■ **STATED PROBLEM**: Identify all lines below that hold "регулирования" and collect them.
***** DATA FOR THE TASK
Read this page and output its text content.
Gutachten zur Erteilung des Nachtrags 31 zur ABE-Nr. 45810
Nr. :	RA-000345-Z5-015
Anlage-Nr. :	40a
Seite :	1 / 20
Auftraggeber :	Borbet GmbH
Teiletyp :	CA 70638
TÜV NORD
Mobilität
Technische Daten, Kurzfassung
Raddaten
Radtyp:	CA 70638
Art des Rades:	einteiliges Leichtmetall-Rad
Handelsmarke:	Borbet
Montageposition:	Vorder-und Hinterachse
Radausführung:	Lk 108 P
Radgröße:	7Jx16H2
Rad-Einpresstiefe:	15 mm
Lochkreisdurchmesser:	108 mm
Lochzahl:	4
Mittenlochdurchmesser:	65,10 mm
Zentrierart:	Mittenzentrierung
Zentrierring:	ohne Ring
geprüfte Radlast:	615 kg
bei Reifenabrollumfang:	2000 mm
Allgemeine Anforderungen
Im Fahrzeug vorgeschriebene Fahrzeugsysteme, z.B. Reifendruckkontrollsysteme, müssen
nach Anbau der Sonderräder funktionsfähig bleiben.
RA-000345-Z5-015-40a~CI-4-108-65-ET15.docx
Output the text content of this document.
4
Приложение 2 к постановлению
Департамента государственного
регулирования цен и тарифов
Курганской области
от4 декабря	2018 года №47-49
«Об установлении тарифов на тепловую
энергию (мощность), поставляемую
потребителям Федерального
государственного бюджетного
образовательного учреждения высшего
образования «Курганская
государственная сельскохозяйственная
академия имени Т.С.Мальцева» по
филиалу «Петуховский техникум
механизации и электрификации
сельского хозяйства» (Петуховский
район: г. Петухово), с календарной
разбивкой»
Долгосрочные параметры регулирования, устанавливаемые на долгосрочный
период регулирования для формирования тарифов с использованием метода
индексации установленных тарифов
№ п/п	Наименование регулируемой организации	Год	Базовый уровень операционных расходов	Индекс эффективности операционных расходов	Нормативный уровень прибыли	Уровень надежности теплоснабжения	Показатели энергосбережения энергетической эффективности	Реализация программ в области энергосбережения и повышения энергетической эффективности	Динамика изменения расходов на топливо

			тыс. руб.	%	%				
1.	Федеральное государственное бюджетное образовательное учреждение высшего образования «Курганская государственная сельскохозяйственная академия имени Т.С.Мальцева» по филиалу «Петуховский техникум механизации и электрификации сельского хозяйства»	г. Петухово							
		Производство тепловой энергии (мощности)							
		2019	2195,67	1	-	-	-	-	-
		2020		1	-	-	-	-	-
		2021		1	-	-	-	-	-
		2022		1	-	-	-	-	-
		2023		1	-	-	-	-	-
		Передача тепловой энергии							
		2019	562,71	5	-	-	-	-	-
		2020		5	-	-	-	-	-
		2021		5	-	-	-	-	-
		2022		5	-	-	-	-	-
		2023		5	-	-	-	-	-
**********
***** DATA FOR THE TASK
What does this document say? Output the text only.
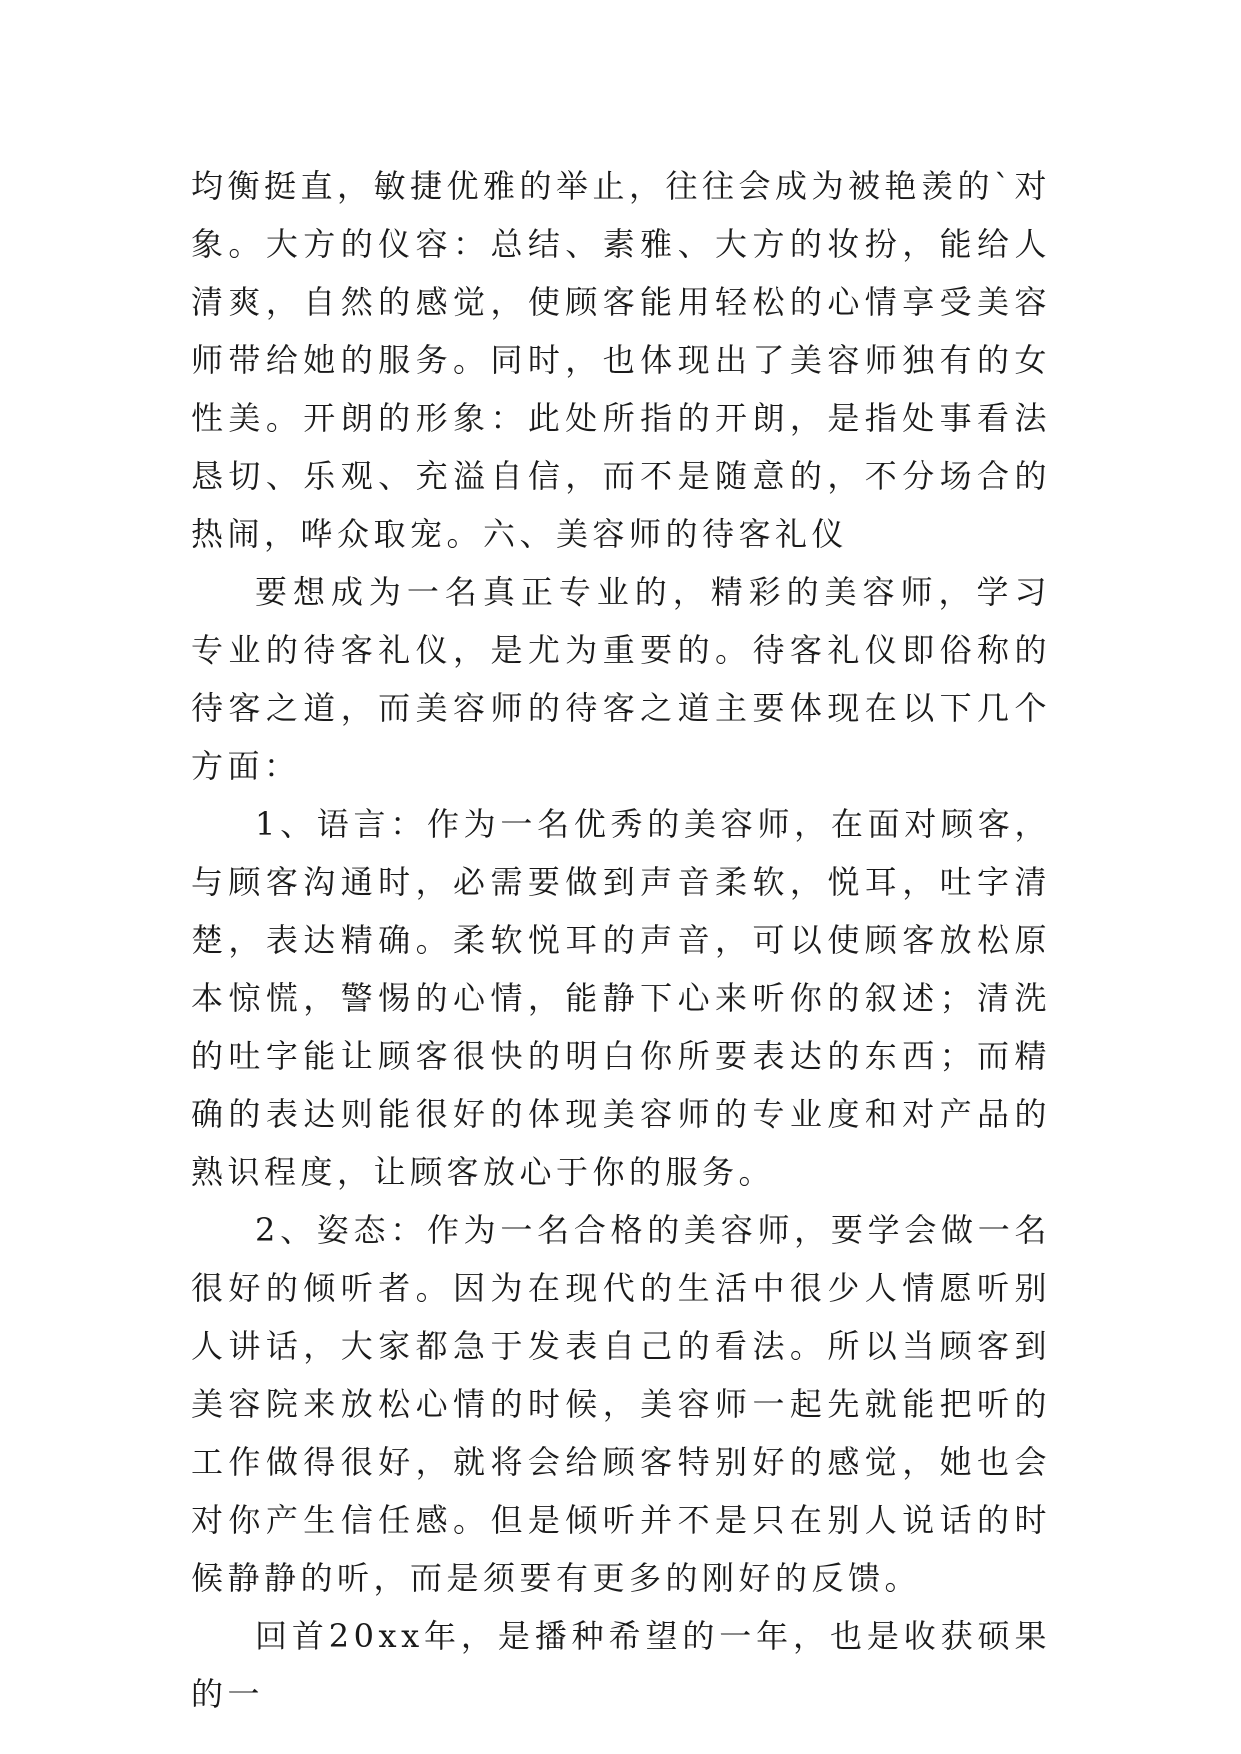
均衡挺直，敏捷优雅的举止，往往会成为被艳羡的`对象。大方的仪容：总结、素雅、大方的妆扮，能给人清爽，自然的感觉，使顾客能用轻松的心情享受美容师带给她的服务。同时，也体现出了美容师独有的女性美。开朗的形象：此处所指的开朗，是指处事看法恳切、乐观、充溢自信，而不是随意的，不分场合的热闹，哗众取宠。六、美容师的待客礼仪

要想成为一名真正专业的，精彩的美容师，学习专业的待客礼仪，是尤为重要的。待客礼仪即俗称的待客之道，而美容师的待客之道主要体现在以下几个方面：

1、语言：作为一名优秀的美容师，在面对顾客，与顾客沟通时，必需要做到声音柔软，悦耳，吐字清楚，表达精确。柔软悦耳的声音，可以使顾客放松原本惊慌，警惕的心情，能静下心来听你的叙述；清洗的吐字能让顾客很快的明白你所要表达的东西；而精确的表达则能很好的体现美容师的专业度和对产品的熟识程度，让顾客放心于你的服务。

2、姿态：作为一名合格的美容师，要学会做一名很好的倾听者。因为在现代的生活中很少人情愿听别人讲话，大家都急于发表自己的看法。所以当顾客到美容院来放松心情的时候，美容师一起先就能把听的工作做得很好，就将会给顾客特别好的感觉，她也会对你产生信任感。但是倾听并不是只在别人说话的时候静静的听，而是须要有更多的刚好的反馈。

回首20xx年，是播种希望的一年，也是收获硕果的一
**********
***** DATA FOR THE TASK
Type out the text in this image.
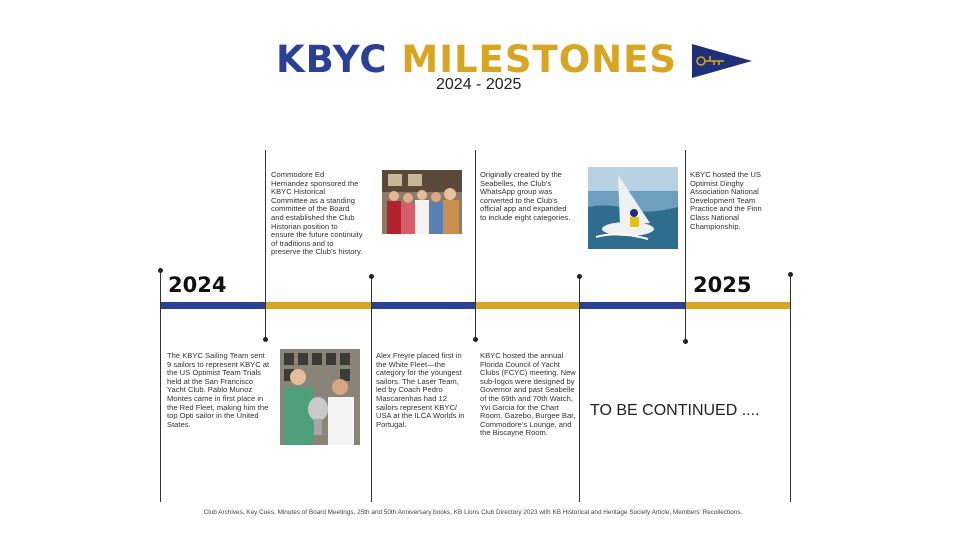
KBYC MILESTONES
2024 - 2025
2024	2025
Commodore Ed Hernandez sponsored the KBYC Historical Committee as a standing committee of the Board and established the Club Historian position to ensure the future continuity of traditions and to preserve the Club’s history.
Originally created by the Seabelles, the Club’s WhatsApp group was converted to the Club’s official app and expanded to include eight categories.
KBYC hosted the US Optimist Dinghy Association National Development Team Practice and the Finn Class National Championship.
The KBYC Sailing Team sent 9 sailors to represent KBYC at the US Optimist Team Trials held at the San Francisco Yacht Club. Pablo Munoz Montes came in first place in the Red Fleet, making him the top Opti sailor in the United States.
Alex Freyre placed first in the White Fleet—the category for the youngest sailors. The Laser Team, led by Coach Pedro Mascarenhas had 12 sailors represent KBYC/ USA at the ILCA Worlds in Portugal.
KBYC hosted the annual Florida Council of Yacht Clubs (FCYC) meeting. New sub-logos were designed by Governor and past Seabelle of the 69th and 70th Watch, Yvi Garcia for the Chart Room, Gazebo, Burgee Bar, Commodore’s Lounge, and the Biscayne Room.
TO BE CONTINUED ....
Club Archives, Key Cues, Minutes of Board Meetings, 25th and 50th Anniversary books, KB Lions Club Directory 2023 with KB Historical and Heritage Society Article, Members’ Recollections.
**********
■ **THE SOLUTION**:
регулирования цен и тарифов
Долгосрочные параметры регулирования, устанавливаемые на долгосрочный
период регулирования для формирования тарифов с использованием метода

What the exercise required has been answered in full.